▸ GOAL: Pictures aside, quote the whole listing exactly.

▸ Dataset rows:

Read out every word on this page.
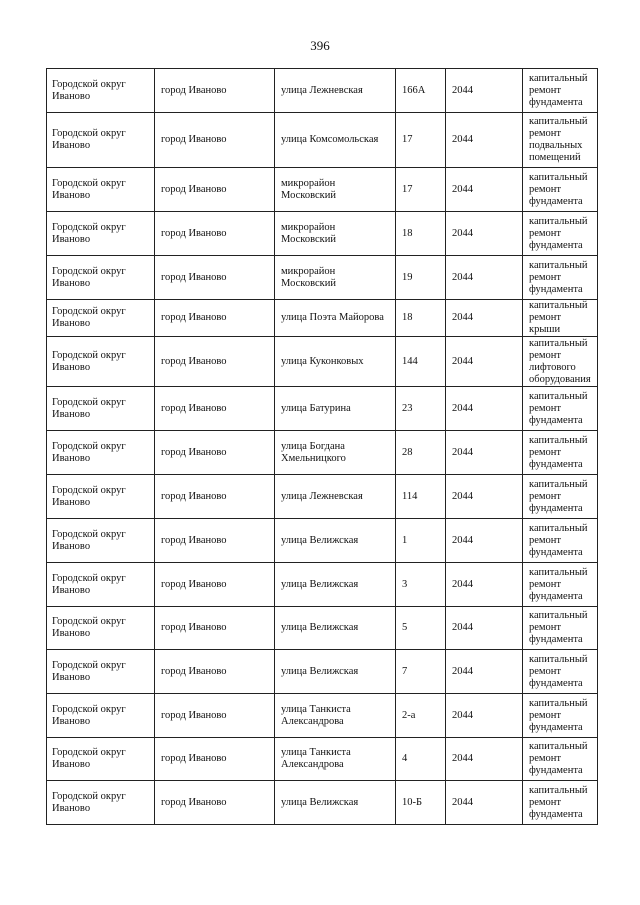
396
Городской округ Иваново	город Иваново	улица Лежневская	166А	2044	капитальный ремонт фундамента
Городской округ Иваново	город Иваново	улица Комсомольская	17	2044	капитальный ремонт подвальных помещений
Городской округ Иваново	город Иваново	микрорайон Московский	17	2044	капитальный ремонт фундамента
Городской округ Иваново	город Иваново	микрорайон Московский	18	2044	капитальный ремонт фундамента
Городской округ Иваново	город Иваново	микрорайон Московский	19	2044	капитальный ремонт фундамента
Городской округ Иваново	город Иваново	улица Поэта Майорова	18	2044	капитальный ремонт крыши
Городской округ Иваново	город Иваново	улица Куконковых	144	2044	капитальный ремонт лифтового оборудования
Городской округ Иваново	город Иваново	улица Батурина	23	2044	капитальный ремонт фундамента
Городской округ Иваново	город Иваново	улица Богдана Хмельницкого	28	2044	капитальный ремонт фундамента
Городской округ Иваново	город Иваново	улица Лежневская	114	2044	капитальный ремонт фундамента
Городской округ Иваново	город Иваново	улица Велижская	1	2044	капитальный ремонт фундамента
Городской округ Иваново	город Иваново	улица Велижская	3	2044	капитальный ремонт фундамента
Городской округ Иваново	город Иваново	улица Велижская	5	2044	капитальный ремонт фундамента
Городской округ Иваново	город Иваново	улица Велижская	7	2044	капитальный ремонт фундамента
Городской округ Иваново	город Иваново	улица Танкиста Александрова	2-а	2044	капитальный ремонт фундамента
Городской округ Иваново	город Иваново	улица Танкиста Александрова	4	2044	капитальный ремонт фундамента
Городской округ Иваново	город Иваново	улица Велижская	10-Б	2044	капитальный ремонт фундамента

▸ EXERCISE RESULT:
Read out every word on this page.
396
Городской округ Иваново	город Иваново	улица Лежневская	166А	2044	капитальный ремонт фундамента
Городской округ Иваново	город Иваново	улица Комсомольская	17	2044	капитальный ремонт подвальных помещений
Городской округ Иваново	город Иваново	микрорайон Московский	17	2044	капитальный ремонт фундамента
Городской округ Иваново	город Иваново	микрорайон Московский	18	2044	капитальный ремонт фундамента
Городской округ Иваново	город Иваново	микрорайон Московский	19	2044	капитальный ремонт фундамента
Городской округ Иваново	город Иваново	улица Поэта Майорова	18	2044	капитальный ремонт крыши
Городской округ Иваново	город Иваново	улица Куконковых	144	2044	капитальный ремонт лифтового оборудования
Городской округ Иваново	город Иваново	улица Батурина	23	2044	капитальный ремонт фундамента
Городской округ Иваново	город Иваново	улица Богдана Хмельницкого	28	2044	капитальный ремонт фундамента
Городской округ Иваново	город Иваново	улица Лежневская	114	2044	капитальный ремонт фундамента
Городской округ Иваново	город Иваново	улица Велижская	1	2044	капитальный ремонт фундамента
Городской округ Иваново	город Иваново	улица Велижская	3	2044	капитальный ремонт фундамента
Городской округ Иваново	город Иваново	улица Велижская	5	2044	капитальный ремонт фундамента
Городской округ Иваново	город Иваново	улица Велижская	7	2044	капитальный ремонт фундамента
Городской округ Иваново	город Иваново	улица Танкиста Александрова	2-а	2044	капитальный ремонт фундамента
Городской округ Иваново	город Иваново	улица Танкиста Александрова	4	2044	капитальный ремонт фундамента
Городской округ Иваново	город Иваново	улица Велижская	10-Б	2044	капитальный ремонт фундамента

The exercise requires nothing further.